↓

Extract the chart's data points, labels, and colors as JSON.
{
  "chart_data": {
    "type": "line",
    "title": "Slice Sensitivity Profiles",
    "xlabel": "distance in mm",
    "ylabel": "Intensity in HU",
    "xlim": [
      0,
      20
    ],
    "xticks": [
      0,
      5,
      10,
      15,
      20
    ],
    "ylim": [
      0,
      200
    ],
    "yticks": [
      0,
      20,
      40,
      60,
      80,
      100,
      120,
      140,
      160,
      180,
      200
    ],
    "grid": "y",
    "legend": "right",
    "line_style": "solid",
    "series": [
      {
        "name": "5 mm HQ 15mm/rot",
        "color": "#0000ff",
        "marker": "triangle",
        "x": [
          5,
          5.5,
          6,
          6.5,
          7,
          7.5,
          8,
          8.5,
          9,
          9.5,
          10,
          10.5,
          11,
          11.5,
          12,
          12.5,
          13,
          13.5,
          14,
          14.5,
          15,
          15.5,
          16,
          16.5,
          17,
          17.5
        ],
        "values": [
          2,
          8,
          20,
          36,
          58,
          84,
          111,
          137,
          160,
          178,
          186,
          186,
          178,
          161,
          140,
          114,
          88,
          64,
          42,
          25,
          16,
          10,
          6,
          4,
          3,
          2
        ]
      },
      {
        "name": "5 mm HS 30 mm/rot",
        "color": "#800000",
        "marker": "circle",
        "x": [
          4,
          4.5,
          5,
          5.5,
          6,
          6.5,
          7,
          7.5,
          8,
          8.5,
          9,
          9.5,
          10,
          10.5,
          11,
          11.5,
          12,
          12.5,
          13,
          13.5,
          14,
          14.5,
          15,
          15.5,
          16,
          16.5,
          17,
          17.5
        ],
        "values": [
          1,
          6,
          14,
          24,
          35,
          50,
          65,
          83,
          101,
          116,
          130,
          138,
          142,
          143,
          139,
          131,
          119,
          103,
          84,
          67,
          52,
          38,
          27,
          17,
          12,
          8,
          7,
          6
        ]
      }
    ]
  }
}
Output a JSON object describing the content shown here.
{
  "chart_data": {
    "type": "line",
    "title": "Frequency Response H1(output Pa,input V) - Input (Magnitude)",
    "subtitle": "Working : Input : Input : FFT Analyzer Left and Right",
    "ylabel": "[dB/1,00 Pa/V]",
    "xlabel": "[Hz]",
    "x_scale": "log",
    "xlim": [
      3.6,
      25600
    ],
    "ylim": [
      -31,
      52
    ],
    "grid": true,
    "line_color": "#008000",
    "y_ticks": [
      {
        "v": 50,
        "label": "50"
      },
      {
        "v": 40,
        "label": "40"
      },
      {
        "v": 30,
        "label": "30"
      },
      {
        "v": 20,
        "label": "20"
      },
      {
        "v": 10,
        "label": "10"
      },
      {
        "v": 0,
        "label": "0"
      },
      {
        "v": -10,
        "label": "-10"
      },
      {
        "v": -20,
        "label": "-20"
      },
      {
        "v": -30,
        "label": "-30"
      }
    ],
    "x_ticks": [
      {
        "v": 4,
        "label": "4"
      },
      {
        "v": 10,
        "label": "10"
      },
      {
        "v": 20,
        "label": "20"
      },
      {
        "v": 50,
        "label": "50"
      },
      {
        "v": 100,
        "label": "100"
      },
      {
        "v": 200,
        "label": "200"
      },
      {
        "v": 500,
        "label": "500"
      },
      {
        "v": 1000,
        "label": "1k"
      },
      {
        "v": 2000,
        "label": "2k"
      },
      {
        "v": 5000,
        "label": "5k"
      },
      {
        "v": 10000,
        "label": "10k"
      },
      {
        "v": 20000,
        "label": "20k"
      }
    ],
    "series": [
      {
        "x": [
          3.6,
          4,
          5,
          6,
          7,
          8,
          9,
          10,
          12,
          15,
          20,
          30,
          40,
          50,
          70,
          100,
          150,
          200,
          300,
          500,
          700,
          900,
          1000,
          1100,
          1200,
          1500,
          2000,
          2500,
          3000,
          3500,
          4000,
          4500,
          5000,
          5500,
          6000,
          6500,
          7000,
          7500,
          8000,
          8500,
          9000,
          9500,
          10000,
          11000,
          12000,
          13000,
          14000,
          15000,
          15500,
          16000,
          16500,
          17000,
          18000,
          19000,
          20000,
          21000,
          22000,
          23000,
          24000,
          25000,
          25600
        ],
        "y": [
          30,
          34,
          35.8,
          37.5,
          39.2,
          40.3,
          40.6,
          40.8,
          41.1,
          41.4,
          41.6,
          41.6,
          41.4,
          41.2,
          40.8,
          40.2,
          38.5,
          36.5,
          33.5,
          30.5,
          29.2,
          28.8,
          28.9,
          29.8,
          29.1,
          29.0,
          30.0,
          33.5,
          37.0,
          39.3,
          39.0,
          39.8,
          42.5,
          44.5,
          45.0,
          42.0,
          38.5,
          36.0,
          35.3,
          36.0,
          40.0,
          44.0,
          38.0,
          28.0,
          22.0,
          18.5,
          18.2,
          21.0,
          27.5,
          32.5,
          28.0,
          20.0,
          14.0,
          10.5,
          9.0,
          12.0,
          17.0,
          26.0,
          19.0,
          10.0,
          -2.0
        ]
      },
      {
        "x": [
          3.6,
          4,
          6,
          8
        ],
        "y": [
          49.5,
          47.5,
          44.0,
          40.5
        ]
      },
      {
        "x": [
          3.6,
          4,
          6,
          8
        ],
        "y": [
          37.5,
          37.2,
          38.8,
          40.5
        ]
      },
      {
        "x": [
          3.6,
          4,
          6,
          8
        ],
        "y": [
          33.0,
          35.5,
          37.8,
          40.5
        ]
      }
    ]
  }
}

↑

## Task description
Only the count is needed: the number of lines in the data that include the word "Input".

## The result
2